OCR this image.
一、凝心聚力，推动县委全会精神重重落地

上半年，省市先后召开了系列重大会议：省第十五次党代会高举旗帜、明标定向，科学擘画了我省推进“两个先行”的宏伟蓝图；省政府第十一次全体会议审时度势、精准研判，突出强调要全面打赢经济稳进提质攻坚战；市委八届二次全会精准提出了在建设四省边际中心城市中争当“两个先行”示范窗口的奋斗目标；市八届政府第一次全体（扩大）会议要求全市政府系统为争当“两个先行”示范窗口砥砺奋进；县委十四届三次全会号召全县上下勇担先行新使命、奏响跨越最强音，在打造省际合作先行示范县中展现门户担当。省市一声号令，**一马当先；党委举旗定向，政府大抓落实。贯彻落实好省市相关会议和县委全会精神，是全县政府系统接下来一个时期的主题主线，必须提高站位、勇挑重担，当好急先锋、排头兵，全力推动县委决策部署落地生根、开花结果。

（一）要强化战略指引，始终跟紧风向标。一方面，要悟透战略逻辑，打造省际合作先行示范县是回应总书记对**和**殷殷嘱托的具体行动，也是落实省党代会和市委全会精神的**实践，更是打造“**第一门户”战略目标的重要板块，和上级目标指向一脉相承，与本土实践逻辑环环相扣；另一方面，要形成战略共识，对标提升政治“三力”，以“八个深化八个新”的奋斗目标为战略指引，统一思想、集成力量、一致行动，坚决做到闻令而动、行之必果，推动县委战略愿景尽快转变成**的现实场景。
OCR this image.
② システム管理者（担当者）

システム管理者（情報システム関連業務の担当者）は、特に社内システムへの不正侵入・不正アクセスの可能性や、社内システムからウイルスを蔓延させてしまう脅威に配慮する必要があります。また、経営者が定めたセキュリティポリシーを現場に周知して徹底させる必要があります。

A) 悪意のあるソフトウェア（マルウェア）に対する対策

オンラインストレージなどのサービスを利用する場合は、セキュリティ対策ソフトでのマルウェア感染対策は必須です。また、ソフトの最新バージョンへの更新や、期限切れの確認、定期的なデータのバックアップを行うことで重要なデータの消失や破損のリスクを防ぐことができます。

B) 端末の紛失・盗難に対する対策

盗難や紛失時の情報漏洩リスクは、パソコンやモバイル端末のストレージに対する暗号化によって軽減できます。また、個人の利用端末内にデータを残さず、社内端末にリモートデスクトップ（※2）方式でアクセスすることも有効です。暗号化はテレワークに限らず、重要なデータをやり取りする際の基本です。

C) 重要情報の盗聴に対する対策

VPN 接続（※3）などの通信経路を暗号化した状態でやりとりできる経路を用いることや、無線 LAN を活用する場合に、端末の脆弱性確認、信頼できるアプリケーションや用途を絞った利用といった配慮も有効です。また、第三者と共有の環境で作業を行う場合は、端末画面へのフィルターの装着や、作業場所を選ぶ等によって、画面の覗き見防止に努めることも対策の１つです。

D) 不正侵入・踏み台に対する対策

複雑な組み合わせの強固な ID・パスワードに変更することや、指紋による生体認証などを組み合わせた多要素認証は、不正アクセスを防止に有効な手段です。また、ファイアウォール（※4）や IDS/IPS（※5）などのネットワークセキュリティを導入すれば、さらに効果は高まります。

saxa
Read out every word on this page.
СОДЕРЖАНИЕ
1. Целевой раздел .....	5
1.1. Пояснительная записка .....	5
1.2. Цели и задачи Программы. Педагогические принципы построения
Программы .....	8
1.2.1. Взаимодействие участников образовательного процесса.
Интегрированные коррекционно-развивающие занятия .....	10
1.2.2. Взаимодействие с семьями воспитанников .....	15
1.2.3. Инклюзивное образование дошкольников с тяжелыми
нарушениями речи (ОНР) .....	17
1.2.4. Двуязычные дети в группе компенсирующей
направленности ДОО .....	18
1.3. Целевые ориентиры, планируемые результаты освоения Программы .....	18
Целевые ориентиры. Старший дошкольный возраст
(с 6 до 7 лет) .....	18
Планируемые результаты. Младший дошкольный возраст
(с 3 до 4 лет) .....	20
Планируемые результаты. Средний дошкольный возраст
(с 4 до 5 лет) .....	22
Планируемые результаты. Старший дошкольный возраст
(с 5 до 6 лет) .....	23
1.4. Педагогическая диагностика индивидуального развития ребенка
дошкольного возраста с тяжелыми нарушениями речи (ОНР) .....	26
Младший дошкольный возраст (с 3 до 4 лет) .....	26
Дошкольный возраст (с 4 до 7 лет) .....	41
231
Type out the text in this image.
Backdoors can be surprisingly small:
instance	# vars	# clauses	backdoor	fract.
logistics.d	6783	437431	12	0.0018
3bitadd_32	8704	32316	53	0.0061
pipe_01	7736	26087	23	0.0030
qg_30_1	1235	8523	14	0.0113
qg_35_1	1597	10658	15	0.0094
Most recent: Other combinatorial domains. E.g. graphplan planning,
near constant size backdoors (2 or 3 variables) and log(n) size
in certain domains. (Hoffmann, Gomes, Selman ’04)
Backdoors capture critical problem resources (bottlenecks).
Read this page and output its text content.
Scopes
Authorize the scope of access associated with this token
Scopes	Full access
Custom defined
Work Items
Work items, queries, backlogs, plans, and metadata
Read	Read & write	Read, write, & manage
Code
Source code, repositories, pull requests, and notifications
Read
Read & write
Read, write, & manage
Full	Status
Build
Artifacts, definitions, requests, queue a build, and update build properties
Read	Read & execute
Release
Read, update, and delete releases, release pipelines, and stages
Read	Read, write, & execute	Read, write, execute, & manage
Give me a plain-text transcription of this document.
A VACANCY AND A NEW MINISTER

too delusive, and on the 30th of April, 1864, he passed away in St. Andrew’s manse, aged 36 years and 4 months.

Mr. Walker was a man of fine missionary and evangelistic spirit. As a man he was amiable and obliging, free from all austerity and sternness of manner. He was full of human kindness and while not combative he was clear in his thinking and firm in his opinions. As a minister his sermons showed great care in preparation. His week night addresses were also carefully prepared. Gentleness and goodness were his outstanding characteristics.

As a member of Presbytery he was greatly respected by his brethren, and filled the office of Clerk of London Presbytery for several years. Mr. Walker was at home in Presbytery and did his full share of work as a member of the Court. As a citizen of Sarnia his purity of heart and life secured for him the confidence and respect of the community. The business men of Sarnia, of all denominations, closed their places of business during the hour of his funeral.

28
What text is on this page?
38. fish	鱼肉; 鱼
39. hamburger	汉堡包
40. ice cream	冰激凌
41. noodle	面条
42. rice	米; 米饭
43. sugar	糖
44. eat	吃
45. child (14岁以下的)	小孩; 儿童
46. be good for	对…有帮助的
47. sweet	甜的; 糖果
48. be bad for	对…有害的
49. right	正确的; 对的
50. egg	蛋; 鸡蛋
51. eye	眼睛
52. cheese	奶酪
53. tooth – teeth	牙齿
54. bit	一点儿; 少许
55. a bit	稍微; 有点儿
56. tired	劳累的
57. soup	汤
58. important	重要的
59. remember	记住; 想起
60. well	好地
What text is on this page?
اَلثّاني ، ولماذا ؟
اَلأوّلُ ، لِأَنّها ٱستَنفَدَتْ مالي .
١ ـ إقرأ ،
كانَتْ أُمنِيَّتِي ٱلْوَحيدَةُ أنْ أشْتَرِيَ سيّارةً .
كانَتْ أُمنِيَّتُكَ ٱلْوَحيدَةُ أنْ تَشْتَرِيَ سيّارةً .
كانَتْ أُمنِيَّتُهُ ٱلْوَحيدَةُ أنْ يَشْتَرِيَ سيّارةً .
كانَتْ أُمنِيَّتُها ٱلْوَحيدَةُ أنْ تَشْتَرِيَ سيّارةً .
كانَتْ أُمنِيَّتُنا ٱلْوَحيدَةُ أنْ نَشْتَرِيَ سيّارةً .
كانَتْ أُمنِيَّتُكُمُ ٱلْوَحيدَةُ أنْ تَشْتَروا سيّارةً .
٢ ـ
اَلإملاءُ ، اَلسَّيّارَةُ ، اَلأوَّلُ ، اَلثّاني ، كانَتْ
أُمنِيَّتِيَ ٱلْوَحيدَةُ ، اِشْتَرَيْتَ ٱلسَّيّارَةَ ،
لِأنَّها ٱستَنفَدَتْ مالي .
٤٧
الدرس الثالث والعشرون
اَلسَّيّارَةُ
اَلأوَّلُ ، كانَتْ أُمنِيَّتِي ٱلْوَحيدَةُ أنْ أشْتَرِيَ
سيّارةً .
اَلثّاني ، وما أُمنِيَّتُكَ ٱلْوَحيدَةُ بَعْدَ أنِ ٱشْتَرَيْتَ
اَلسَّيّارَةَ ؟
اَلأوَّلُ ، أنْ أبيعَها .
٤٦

TO BE DONE ▸ Which lines above contain the word "Целевые"? Copy each of them.

THE COMPLETED TASK ▸
1.3. Целевые ориентиры, планируемые результаты освоения Программы .....	18
Целевые ориентиры. Старший дошкольный возраст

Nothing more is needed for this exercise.